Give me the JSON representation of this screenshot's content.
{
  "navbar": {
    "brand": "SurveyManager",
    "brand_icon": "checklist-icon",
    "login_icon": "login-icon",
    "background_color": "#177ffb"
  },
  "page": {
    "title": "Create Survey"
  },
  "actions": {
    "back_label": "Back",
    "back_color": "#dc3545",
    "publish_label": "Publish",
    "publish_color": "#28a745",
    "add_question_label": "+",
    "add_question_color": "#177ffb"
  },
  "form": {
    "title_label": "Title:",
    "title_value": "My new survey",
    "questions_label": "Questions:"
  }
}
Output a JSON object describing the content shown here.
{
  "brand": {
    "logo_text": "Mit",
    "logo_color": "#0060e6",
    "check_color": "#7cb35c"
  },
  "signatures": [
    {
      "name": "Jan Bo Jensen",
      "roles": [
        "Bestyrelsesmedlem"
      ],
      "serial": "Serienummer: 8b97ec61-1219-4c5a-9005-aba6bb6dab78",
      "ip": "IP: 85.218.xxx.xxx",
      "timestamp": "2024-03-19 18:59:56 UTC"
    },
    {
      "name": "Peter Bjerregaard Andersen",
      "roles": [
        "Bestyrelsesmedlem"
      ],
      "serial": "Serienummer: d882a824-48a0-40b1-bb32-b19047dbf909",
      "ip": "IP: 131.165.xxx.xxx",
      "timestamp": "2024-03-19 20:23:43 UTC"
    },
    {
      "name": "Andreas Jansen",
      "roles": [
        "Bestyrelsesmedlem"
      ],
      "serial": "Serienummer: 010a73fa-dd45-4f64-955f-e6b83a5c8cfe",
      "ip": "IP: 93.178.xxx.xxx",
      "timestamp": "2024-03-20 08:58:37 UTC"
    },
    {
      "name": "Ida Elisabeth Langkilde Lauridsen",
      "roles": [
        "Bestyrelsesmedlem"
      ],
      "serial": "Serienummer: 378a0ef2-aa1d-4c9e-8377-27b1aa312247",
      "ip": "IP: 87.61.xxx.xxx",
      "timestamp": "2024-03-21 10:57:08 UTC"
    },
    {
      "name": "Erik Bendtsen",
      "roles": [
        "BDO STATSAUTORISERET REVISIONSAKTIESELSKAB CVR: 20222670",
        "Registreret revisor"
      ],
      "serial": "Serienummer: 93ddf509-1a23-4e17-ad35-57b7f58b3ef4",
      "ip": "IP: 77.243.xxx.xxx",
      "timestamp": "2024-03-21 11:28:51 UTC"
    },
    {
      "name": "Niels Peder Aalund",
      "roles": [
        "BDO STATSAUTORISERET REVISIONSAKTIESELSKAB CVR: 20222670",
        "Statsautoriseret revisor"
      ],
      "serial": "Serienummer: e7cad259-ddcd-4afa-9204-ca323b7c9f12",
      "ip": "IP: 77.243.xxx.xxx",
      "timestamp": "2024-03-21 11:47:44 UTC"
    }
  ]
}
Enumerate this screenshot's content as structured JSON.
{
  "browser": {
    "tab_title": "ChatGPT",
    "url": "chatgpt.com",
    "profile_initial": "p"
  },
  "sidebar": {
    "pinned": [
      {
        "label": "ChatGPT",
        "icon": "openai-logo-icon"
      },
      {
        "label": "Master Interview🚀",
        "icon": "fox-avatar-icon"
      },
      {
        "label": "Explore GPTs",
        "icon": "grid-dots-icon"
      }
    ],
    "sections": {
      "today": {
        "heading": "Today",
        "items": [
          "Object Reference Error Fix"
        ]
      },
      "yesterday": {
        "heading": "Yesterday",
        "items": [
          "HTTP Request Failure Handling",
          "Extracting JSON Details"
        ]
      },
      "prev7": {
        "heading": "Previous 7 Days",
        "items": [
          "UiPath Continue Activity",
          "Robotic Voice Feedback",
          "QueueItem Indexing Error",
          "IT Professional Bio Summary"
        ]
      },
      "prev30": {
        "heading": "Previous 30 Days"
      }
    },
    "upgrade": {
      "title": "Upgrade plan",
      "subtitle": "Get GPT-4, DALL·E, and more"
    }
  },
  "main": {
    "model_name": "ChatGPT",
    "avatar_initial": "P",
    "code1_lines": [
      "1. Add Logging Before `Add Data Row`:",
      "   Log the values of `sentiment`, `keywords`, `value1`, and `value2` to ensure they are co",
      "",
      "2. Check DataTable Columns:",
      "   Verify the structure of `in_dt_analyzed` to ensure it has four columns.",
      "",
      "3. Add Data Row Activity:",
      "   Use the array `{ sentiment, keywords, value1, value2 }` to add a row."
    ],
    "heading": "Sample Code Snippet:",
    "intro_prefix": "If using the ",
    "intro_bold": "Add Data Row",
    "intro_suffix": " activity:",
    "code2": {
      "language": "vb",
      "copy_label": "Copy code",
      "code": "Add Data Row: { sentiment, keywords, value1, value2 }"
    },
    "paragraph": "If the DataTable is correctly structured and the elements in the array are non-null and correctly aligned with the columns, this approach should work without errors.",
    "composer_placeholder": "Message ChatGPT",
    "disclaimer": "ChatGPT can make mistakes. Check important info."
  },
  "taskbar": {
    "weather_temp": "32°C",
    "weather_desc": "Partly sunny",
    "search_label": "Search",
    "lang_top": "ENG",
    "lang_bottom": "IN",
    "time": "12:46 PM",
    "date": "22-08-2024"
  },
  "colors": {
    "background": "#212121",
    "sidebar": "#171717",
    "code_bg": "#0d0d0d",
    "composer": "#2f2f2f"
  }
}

- TASK TO COMPLETE: Each entry must be reproduced verbatim.

- EXERCISE RESPONSE:
Give me the JSON representation of this screenshot's content.
{
  "navbar": {
    "brand": "SurveyManager",
    "brand_icon": "checklist-icon",
    "login_icon": "login-icon",
    "background_color": "#177ffb"
  },
  "page": {
    "title": "Create Survey"
  },
  "actions": {
    "back_label": "Back",
    "back_color": "#dc3545",
    "publish_label": "Publish",
    "publish_color": "#28a745",
    "add_question_label": "+",
    "add_question_color": "#177ffb"
  },
  "form": {
    "title_label": "Title:",
    "title_value": "My new survey",
    "questions_label": "Questions:"
  }
}
Output a JSON object describing the content shown here.
{
  "brand": {
    "logo_text": "Mit",
    "logo_color": "#0060e6",
    "check_color": "#7cb35c"
  },
  "signatures": [
    {
      "name": "Jan Bo Jensen",
      "roles": [
        "Bestyrelsesmedlem"
      ],
      "serial": "Serienummer: 8b97ec61-1219-4c5a-9005-aba6bb6dab78",
      "ip": "IP: 85.218.xxx.xxx",
      "timestamp": "2024-03-19 18:59:56 UTC"
    },
    {
      "name": "Peter Bjerregaard Andersen",
      "roles": [
        "Bestyrelsesmedlem"
      ],
      "serial": "Serienummer: d882a824-48a0-40b1-bb32-b19047dbf909",
      "ip": "IP: 131.165.xxx.xxx",
      "timestamp": "2024-03-19 20:23:43 UTC"
    },
    {
      "name": "Andreas Jansen",
      "roles": [
        "Bestyrelsesmedlem"
      ],
      "serial": "Serienummer: 010a73fa-dd45-4f64-955f-e6b83a5c8cfe",
      "ip": "IP: 93.178.xxx.xxx",
      "timestamp": "2024-03-20 08:58:37 UTC"
    },
    {
      "name": "Ida Elisabeth Langkilde Lauridsen",
      "roles": [
        "Bestyrelsesmedlem"
      ],
      "serial": "Serienummer: 378a0ef2-aa1d-4c9e-8377-27b1aa312247",
      "ip": "IP: 87.61.xxx.xxx",
      "timestamp": "2024-03-21 10:57:08 UTC"
    },
    {
      "name": "Erik Bendtsen",
      "roles": [
        "BDO STATSAUTORISERET REVISIONSAKTIESELSKAB CVR: 20222670",
        "Registreret revisor"
      ],
      "serial": "Serienummer: 93ddf509-1a23-4e17-ad35-57b7f58b3ef4",
      "ip": "IP: 77.243.xxx.xxx",
      "timestamp": "2024-03-21 11:28:51 UTC"
    },
    {
      "name": "Niels Peder Aalund",
      "roles": [
        "BDO STATSAUTORISERET REVISIONSAKTIESELSKAB CVR: 20222670",
        "Statsautoriseret revisor"
      ],
      "serial": "Serienummer: e7cad259-ddcd-4afa-9204-ca323b7c9f12",
      "ip": "IP: 77.243.xxx.xxx",
      "timestamp": "2024-03-21 11:47:44 UTC"
    }
  ]
}
Enumerate this screenshot's content as structured JSON.
{
  "browser": {
    "tab_title": "ChatGPT",
    "url": "chatgpt.com",
    "profile_initial": "p"
  },
  "sidebar": {
    "pinned": [
      {
        "label": "ChatGPT",
        "icon": "openai-logo-icon"
      },
      {
        "label": "Master Interview🚀",
        "icon": "fox-avatar-icon"
      },
      {
        "label": "Explore GPTs",
        "icon": "grid-dots-icon"
      }
    ],
    "sections": {
      "today": {
        "heading": "Today",
        "items": [
          "Object Reference Error Fix"
        ]
      },
      "yesterday": {
        "heading": "Yesterday",
        "items": [
          "HTTP Request Failure Handling",
          "Extracting JSON Details"
        ]
      },
      "prev7": {
        "heading": "Previous 7 Days",
        "items": [
          "UiPath Continue Activity",
          "Robotic Voice Feedback",
          "QueueItem Indexing Error",
          "IT Professional Bio Summary"
        ]
      },
      "prev30": {
        "heading": "Previous 30 Days"
      }
    },
    "upgrade": {
      "title": "Upgrade plan",
      "subtitle": "Get GPT-4, DALL·E, and more"
    }
  },
  "main": {
    "model_name": "ChatGPT",
    "avatar_initial": "P",
    "code1_lines": [
      "1. Add Logging Before `Add Data Row`:",
      "   Log the values of `sentiment`, `keywords`, `value1`, and `value2` to ensure they are co",
      "",
      "2. Check DataTable Columns:",
      "   Verify the structure of `in_dt_analyzed` to ensure it has four columns.",
      "",
      "3. Add Data Row Activity:",
      "   Use the array `{ sentiment, keywords, value1, value2 }` to add a row."
    ],
    "heading": "Sample Code Snippet:",
    "intro_prefix": "If using the ",
    "intro_bold": "Add Data Row",
    "intro_suffix": " activity:",
    "code2": {
      "language": "vb",
      "copy_label": "Copy code",
      "code": "Add Data Row: { sentiment, keywords, value1, value2 }"
    },
    "paragraph": "If the DataTable is correctly structured and the elements in the array are non-null and correctly aligned with the columns, this approach should work without errors.",
    "composer_placeholder": "Message ChatGPT",
    "disclaimer": "ChatGPT can make mistakes. Check important info."
  },
  "taskbar": {
    "weather_temp": "32°C",
    "weather_desc": "Partly sunny",
    "search_label": "Search",
    "lang_top": "ENG",
    "lang_bottom": "IN",
    "time": "12:46 PM",
    "date": "22-08-2024"
  },
  "colors": {
    "background": "#212121",
    "sidebar": "#171717",
    "code_bg": "#0d0d0d",
    "composer": "#2f2f2f"
  }
}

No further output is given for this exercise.